### [Document extract]
* * * * * * * * *

John Christian Bailar III (October 9, 1932 – September 6, 2016) was an American statistician and Professor Emeritus at the University of Chicago. He died at the age of 83 in Mitchellville, Maryland on September 6, 2016.

He was born in Urbana, Illinois, the son of John C. Bailar, Jr., a chemistry professor.
He graduated from the University of Colorado with a B.A. in chemistry in 1953, from Yale University with an M.D. in 1955, and from American University with a Ph.D. in statistics in 1973. At American University he met his wife, fellow statistician Barbara A. Bailar.

He was editor-in-chief of the Journal of the National Cancer Institute and has been on the Editorial Board of Cancer Research and statistical consultant to the New England Journal of Medicine.  He also was briefly a Professor of Biostatistics at the Harvard School of Public Health in Boston before he moved to Canada. In 1975 he was elected as a Fellow of the American Statistical Association.

Memberships/Awards

 Fellow of the American Statistical Association (1975)
 Elected member of the National Academy of Medicine (1993)
 Elected member of the International Statistical Institute
 Fellow of the American College of Epidemiology
 Fellow of the American Association for the Advancement of Science
 Fellow of the Collegium Ramazzini (1996)

* * * * * * * * *

### [Problem to work on]
Using the dates in the Bailar biography, explain why his age at death is given as 83 rather than 84.

Items in a dataset:
* * * * * * * * *

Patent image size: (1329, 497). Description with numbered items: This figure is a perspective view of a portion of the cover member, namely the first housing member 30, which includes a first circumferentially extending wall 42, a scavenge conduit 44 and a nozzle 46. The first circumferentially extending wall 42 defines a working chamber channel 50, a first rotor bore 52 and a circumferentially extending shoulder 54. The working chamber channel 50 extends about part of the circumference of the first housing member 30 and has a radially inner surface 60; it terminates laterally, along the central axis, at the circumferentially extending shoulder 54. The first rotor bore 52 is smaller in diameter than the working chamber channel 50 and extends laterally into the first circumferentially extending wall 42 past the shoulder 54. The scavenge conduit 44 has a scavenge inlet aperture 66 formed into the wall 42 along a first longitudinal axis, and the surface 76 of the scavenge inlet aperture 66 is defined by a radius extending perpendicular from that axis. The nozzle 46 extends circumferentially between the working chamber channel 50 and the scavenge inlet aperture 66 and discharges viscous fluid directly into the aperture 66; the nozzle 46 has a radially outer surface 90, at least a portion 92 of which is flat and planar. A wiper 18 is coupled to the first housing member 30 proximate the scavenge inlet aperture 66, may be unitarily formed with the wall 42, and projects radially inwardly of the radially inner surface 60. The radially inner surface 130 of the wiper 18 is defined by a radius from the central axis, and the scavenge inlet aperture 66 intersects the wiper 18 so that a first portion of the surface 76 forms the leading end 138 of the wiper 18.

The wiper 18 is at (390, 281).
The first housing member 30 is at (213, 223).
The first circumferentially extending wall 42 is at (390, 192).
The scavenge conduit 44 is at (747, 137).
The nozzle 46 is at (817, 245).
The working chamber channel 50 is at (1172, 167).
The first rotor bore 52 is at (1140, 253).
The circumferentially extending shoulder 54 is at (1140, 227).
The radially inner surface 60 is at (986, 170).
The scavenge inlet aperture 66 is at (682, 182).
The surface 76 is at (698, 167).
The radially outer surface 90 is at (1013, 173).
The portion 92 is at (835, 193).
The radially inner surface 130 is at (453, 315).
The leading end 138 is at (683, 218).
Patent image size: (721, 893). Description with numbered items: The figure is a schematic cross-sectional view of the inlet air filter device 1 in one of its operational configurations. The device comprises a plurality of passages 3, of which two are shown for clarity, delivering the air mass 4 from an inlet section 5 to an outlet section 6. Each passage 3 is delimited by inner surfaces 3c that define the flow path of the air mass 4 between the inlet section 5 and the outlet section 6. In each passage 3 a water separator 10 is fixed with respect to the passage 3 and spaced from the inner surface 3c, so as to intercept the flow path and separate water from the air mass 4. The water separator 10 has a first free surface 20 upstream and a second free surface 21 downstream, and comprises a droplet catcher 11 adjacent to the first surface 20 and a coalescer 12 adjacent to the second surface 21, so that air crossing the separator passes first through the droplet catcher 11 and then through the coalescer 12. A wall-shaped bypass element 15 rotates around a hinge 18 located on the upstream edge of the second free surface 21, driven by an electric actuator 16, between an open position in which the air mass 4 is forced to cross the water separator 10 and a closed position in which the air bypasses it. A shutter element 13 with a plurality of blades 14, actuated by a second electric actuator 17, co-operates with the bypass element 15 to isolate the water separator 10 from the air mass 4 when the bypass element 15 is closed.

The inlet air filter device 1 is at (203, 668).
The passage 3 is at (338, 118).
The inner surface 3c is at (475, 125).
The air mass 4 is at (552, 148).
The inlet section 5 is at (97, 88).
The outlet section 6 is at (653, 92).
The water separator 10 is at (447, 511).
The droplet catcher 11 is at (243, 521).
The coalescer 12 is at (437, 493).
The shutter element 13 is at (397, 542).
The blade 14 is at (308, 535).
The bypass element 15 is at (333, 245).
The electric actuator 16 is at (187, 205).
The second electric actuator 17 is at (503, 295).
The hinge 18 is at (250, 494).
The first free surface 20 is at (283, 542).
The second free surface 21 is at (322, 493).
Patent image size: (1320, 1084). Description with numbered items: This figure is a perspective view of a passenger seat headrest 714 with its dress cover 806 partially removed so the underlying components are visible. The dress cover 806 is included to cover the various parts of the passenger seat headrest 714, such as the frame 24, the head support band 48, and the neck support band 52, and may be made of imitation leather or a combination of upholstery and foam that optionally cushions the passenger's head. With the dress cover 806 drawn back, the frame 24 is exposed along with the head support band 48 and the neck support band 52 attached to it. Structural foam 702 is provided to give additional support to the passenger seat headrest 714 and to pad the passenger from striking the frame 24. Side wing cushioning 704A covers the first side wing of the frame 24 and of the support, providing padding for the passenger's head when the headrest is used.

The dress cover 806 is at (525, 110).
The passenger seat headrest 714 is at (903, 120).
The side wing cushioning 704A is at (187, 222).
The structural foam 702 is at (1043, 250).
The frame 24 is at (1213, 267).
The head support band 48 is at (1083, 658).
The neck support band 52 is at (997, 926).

* * * * * * * * *

### [Finished exercise]
He was born on October 9, 1932, and died on September 6, 2016. He had not yet reached his birthday in 2016, so he died a little over a month short of turning 84, at age 83.